EXTRACTED DATA:
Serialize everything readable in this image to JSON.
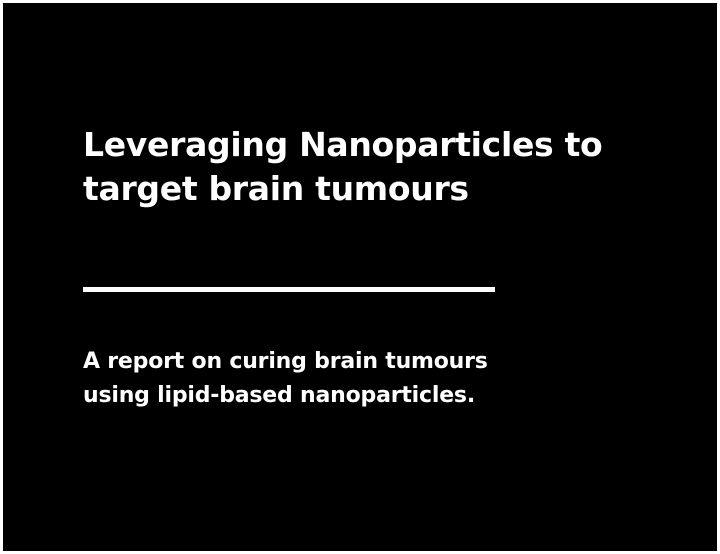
{
  "slide": {
    "background_color": "#000000",
    "text_color": "#ffffff",
    "title_lines": [
      "Leveraging Nanoparticles to",
      "target brain tumours"
    ],
    "subtitle_lines": [
      "A report on curing brain tumours",
      "using lipid-based nanoparticles."
    ]
  }
}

INSTRUCTIONS FOR THE TASK:
Repeat each line of the records above exactly, but do not copy the pictures.

THE ANSWER:
Serialize everything readable in this image to JSON.
{
  "slide": {
    "background_color": "#000000",
    "text_color": "#ffffff",
    "title_lines": [
      "Leveraging Nanoparticles to",
      "target brain tumours"
    ],
    "subtitle_lines": [
      "A report on curing brain tumours",
      "using lipid-based nanoparticles."
    ]
  }
}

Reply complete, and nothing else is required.